◆ **Stated problem**:
Each line of the material below that holds the word "escape" needs to be copied.

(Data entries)
START

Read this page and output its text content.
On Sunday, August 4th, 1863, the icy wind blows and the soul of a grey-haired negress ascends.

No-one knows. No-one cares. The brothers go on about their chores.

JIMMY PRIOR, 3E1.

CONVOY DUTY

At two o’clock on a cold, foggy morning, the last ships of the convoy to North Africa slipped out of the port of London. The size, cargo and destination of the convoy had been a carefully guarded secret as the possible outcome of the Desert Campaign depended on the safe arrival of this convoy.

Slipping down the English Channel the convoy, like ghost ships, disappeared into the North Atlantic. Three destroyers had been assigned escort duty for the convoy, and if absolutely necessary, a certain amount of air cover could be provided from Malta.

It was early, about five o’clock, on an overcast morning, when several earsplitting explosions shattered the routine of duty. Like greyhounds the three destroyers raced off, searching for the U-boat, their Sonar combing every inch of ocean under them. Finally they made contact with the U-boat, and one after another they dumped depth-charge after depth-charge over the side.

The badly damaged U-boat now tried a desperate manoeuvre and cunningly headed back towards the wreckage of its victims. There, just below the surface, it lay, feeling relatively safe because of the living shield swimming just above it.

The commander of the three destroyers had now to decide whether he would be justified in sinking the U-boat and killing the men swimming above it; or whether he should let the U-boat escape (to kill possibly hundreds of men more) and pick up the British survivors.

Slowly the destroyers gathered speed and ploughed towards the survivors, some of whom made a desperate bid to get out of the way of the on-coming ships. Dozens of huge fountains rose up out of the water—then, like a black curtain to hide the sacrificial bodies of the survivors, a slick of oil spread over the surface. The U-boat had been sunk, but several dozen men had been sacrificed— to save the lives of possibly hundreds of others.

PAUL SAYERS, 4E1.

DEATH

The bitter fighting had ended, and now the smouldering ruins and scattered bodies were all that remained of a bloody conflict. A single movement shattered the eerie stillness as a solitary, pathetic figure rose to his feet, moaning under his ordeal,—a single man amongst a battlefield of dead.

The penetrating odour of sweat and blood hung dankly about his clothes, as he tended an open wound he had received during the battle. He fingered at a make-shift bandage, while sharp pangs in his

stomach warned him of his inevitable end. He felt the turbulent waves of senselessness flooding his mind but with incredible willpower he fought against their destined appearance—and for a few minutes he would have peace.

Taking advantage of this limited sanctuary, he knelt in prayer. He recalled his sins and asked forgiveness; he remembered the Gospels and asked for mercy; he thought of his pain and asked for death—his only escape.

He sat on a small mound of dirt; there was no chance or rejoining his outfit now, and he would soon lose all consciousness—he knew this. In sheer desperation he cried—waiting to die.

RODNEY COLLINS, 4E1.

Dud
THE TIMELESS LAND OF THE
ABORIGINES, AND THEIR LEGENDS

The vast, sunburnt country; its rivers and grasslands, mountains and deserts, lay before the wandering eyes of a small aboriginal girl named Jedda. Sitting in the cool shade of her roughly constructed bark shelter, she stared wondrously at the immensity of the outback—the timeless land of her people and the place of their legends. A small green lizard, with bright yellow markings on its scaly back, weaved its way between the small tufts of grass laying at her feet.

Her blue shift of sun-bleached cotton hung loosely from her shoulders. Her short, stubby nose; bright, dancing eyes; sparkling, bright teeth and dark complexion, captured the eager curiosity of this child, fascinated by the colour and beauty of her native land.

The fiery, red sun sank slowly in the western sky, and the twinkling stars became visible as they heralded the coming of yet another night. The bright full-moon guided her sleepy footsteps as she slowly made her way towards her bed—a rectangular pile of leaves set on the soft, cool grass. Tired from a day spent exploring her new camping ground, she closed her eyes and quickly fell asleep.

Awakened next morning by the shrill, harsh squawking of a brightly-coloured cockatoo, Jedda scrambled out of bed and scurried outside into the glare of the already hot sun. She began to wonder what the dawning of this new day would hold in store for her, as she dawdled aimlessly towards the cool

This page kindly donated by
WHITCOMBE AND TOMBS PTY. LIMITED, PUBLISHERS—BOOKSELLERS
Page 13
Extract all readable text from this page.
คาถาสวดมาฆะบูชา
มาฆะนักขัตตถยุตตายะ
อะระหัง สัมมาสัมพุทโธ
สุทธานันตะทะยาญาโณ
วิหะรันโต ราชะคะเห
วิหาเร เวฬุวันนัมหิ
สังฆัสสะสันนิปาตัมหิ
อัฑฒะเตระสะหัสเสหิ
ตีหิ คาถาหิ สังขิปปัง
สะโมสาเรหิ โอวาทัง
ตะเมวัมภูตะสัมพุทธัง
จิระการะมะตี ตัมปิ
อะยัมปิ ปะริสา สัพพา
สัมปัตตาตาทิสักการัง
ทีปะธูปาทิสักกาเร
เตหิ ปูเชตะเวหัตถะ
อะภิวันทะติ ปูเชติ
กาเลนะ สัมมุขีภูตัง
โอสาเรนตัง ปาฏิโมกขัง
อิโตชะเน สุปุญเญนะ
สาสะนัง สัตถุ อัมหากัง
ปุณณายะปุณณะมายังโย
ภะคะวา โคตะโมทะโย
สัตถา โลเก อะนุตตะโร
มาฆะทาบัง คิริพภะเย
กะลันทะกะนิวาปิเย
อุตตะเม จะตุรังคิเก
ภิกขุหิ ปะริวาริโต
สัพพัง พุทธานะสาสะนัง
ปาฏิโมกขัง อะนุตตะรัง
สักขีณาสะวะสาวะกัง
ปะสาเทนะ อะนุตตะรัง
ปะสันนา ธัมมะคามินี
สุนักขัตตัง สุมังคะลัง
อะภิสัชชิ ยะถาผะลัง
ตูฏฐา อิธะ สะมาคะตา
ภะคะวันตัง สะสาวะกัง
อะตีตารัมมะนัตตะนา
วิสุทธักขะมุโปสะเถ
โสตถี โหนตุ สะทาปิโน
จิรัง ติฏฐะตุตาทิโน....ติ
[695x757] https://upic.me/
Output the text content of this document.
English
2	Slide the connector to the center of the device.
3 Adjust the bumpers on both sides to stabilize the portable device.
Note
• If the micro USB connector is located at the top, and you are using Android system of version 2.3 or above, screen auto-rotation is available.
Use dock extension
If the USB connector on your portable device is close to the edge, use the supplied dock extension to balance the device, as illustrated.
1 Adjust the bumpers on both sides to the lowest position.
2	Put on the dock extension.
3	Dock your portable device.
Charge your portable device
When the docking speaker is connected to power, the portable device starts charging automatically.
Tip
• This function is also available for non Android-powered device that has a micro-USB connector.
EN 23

END

◆ **Exercise answer**:
The commander of the three destroyers had now to decide whether he would be justified in sinking the U-boat and killing the men swimming above it; or whether he should let the U-boat escape (to kill possibly hundreds of men more) and pick up the British survivors.
Taking advantage of this limited sanctuary, he knelt in prayer. He recalled his sins and asked forgiveness; he remembered the Gospels and asked for mercy; he thought of his pain and asked for death—his only escape.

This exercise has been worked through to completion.